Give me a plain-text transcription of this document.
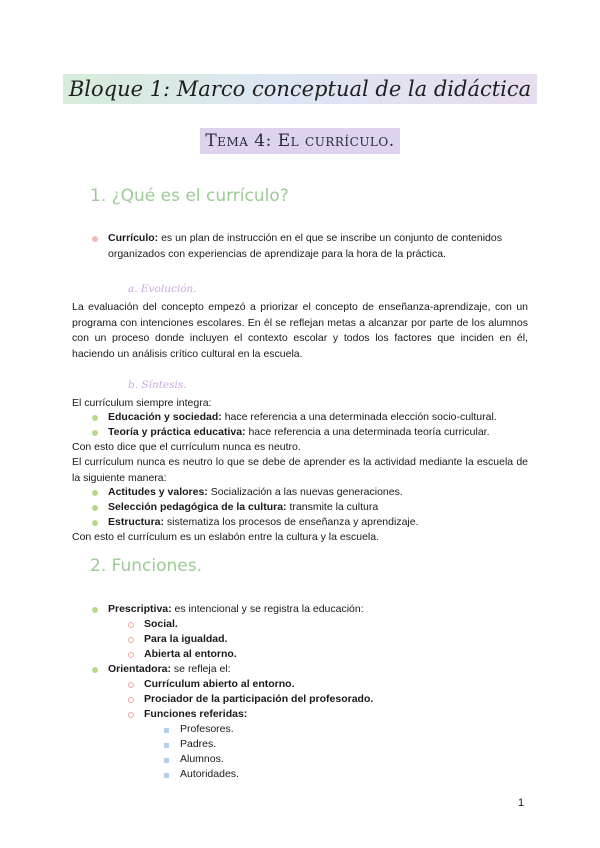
Bloque 1: Marco conceptual de la didáctica
Tema 4: El currículo.
1. ¿Qué es el currículo?
Currículo: es un plan de instrucción en el que se inscribe un conjunto de contenidos
organizados con experiencias de aprendizaje para la hora de la práctica.
a. Evolución.
La evaluación del concepto empezó a priorizar el concepto de enseñanza-aprendizaje, con un programa con intenciones escolares. En él se reflejan metas a alcanzar por parte de los alumnos con un proceso donde incluyen el contexto escolar y todos los factores que inciden en él, haciendo un análisis crítico cultural en la escuela.
b. Síntesis.
El currículum siempre integra:
Educación y sociedad: hace referencia a una determinada elección socio-cultural.
Teoría y práctica educativa: hace referencia a una determinada teoría curricular.
Con esto dice que el currículum nunca es neutro.
El currículum nunca es neutro lo que se debe de aprender es la actividad mediante la escuela de la siguiente manera:
Actitudes y valores: Socialización a las nuevas generaciones.
Selección pedagógica de la cultura: transmite la cultura
Estructura: sistematiza los procesos de enseñanza y aprendizaje.
Con esto el currículum es un eslabón entre la cultura y la escuela.
2. Funciones.
Prescriptiva: es intencional y se registra la educación:
Social.
Para la igualdad.
Abierta al entorno.
Orientadora: se refleja el:
Currículum abierto al entorno.
Prociador de la participación del profesorado.
Funciones referidas:
Profesores.
Padres.
Alumnos.
Autoridades.
1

^^^^^^^^^^^^^^^^

Extract all the data above exactly, excluding every picture.

Give me a plain-text transcription of this document.
Bloque 1: Marco conceptual de la didáctica
Tema 4: El currículo.
1. ¿Qué es el currículo?
Currículo: es un plan de instrucción en el que se inscribe un conjunto de contenidos
organizados con experiencias de aprendizaje para la hora de la práctica.
a. Evolución.
La evaluación del concepto empezó a priorizar el concepto de enseñanza-aprendizaje, con un programa con intenciones escolares. En él se reflejan metas a alcanzar por parte de los alumnos con un proceso donde incluyen el contexto escolar y todos los factores que inciden en él, haciendo un análisis crítico cultural en la escuela.
b. Síntesis.
El currículum siempre integra:
Educación y sociedad: hace referencia a una determinada elección socio-cultural.
Teoría y práctica educativa: hace referencia a una determinada teoría curricular.
Con esto dice que el currículum nunca es neutro.
El currículum nunca es neutro lo que se debe de aprender es la actividad mediante la escuela de la siguiente manera:
Actitudes y valores: Socialización a las nuevas generaciones.
Selección pedagógica de la cultura: transmite la cultura
Estructura: sistematiza los procesos de enseñanza y aprendizaje.
Con esto el currículum es un eslabón entre la cultura y la escuela.
2. Funciones.
Prescriptiva: es intencional y se registra la educación:
Social.
Para la igualdad.
Abierta al entorno.
Orientadora: se refleja el:
Currículum abierto al entorno.
Prociador de la participación del profesorado.
Funciones referidas:
Profesores.
Padres.
Alumnos.
Autoridades.
1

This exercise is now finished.